» **Goal of the exercise**:
Only lines with the word "this" are needed; collect each of them from the listing below.

» **Data listing**:

------------------------------------------------

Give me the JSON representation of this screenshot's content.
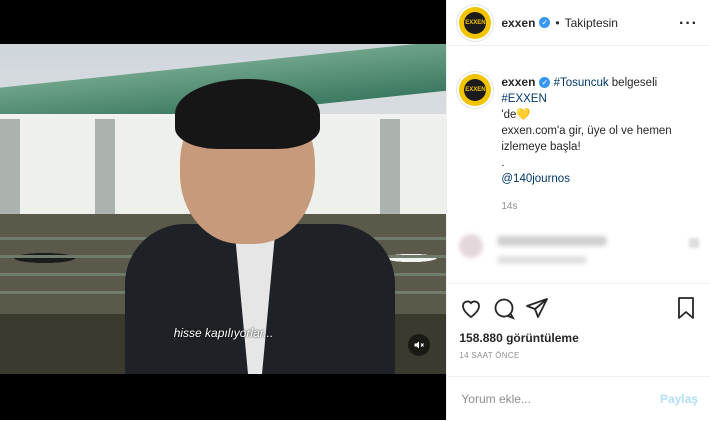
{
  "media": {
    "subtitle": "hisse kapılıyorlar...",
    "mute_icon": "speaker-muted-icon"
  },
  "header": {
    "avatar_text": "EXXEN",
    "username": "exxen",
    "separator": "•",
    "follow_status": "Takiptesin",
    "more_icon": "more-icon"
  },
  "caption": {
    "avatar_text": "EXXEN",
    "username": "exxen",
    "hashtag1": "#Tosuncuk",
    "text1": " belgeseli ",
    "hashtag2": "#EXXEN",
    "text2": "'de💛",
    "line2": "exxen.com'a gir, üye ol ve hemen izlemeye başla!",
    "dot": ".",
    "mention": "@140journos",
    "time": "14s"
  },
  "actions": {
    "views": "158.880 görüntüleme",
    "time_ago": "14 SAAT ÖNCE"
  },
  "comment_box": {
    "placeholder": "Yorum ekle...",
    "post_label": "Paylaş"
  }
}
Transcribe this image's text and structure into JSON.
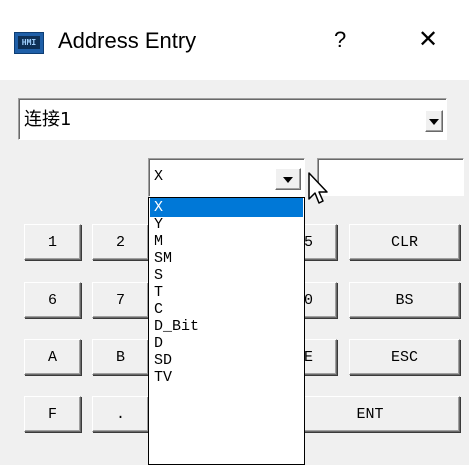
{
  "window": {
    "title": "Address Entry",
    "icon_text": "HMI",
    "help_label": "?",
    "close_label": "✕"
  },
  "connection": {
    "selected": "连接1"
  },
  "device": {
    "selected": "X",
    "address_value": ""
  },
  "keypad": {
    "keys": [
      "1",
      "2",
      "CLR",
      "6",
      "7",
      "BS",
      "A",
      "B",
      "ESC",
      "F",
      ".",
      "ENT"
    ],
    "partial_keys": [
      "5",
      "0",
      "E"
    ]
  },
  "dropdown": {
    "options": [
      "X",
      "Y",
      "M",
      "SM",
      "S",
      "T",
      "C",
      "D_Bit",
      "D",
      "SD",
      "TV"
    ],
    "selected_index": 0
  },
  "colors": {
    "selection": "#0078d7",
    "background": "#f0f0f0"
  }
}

------------------------------------------------

» **Written solution**:
Give me the JSON representation of this screenshot's content.
Transcribe this image's text and structure into JSON.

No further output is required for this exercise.